Records:
+-------+
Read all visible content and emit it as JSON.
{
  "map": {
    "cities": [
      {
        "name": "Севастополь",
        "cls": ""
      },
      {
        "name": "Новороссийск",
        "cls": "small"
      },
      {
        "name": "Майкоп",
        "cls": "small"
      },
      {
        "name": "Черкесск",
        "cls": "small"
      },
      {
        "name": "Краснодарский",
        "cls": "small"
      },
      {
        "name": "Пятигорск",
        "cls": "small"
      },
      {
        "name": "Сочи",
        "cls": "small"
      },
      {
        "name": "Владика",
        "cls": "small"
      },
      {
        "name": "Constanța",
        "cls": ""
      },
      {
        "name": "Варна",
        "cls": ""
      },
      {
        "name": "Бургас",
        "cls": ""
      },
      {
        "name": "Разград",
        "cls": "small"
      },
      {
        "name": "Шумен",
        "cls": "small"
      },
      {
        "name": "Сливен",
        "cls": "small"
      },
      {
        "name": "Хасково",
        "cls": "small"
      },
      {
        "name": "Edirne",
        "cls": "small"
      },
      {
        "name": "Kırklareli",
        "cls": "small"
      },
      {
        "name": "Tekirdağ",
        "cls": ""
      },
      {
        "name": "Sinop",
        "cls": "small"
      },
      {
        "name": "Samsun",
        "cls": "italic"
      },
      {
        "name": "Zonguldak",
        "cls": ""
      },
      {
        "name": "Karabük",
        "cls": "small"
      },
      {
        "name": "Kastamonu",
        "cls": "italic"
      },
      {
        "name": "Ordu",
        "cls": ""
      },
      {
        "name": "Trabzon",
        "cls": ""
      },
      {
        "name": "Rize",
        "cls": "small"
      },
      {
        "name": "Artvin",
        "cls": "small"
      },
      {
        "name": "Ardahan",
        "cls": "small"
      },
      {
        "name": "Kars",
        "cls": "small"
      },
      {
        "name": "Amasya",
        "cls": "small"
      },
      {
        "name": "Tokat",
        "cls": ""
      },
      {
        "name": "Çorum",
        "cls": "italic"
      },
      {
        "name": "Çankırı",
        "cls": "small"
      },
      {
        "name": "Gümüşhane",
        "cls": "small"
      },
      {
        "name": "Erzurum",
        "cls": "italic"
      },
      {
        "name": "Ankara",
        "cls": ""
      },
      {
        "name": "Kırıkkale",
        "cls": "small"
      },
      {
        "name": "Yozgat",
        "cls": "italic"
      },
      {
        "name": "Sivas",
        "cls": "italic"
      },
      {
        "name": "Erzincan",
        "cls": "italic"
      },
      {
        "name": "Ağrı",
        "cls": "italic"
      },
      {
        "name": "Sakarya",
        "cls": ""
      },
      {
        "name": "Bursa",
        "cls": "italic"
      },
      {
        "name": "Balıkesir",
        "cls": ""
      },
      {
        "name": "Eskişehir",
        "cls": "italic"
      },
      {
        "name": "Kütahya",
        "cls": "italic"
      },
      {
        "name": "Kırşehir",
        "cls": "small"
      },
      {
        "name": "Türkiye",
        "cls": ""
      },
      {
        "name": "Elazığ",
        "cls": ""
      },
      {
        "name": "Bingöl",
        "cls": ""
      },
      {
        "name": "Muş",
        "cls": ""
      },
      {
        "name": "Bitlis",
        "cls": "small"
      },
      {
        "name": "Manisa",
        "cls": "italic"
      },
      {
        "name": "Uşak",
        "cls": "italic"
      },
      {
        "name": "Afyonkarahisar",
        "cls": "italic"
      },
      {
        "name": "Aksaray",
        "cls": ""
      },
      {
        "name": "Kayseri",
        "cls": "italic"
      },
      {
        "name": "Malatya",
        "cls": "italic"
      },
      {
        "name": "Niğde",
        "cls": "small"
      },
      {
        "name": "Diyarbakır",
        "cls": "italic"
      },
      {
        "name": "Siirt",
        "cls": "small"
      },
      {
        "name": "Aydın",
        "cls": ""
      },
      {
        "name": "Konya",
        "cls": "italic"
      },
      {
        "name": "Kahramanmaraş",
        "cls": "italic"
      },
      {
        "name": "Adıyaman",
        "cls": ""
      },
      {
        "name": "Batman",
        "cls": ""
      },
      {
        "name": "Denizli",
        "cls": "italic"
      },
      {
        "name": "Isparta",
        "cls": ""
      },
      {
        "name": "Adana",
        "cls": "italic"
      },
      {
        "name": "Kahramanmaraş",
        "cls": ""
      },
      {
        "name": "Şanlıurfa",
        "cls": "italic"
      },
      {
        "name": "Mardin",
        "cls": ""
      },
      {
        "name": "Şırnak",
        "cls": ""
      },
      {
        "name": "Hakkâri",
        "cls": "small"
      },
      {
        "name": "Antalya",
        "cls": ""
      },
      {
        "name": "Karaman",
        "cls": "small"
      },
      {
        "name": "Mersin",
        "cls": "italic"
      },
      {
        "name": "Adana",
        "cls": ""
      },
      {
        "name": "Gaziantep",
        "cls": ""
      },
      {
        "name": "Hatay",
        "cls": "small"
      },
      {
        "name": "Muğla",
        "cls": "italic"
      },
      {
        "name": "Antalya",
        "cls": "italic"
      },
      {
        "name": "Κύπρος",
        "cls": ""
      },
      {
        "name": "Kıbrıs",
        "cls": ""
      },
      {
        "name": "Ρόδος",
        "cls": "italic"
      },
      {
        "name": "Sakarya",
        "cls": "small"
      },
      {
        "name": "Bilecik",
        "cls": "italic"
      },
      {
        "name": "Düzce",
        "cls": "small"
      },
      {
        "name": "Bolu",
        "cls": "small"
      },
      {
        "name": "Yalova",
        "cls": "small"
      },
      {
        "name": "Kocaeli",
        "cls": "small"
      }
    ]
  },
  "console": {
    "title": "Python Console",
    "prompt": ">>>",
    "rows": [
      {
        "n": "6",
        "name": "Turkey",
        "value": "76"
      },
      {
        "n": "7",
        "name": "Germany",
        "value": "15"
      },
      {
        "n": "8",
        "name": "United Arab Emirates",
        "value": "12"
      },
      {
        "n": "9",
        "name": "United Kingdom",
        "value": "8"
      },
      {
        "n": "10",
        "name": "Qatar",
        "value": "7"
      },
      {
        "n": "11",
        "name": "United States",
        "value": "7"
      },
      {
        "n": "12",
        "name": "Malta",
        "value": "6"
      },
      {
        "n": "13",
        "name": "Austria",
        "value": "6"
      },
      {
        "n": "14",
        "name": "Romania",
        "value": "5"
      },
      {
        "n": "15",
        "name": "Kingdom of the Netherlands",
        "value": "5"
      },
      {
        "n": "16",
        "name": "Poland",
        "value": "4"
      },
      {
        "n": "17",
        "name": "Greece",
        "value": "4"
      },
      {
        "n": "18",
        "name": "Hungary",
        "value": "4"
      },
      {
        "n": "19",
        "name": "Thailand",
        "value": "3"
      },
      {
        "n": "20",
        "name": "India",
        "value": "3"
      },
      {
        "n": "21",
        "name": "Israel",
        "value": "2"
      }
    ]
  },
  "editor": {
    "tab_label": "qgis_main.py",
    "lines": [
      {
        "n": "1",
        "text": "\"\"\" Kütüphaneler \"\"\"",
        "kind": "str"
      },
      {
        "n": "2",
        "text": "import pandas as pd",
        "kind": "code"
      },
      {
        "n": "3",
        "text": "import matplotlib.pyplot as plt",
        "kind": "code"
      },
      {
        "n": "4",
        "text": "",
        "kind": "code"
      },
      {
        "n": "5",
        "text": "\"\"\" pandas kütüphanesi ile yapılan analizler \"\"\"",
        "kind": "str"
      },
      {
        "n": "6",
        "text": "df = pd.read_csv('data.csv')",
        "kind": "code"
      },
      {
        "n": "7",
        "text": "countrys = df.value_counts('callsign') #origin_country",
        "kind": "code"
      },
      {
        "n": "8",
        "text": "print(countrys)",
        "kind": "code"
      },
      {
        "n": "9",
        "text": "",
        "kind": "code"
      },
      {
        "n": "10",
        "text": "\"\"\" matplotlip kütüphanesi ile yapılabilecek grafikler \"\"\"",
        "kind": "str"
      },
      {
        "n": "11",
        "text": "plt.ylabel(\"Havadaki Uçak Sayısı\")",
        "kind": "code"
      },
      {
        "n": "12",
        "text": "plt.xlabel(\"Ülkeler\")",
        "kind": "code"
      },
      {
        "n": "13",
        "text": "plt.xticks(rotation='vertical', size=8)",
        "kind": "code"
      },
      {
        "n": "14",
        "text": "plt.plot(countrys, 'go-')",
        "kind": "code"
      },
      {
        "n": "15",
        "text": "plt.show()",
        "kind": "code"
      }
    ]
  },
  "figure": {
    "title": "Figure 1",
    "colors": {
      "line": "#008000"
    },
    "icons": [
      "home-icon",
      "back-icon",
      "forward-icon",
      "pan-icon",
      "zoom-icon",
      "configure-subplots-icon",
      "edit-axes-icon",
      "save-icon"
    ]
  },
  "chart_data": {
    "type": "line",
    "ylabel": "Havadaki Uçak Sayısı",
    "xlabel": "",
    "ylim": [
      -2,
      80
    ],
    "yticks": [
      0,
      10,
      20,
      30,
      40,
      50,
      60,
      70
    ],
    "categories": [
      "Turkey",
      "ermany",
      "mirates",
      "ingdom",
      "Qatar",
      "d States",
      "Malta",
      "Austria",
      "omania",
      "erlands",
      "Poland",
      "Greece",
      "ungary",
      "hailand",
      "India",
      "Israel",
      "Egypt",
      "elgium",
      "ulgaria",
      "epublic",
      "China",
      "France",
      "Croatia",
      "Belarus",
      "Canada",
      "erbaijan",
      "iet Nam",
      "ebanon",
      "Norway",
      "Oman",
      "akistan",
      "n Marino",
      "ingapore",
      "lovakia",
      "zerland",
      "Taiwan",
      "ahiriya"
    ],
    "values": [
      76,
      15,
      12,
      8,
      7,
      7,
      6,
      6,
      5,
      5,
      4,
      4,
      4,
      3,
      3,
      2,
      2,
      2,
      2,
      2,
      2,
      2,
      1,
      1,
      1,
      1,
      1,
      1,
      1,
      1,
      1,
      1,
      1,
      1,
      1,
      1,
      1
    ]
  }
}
+-------+
Check each line above for the word "kütüphanesi" and say how many have it, with nothing else.

2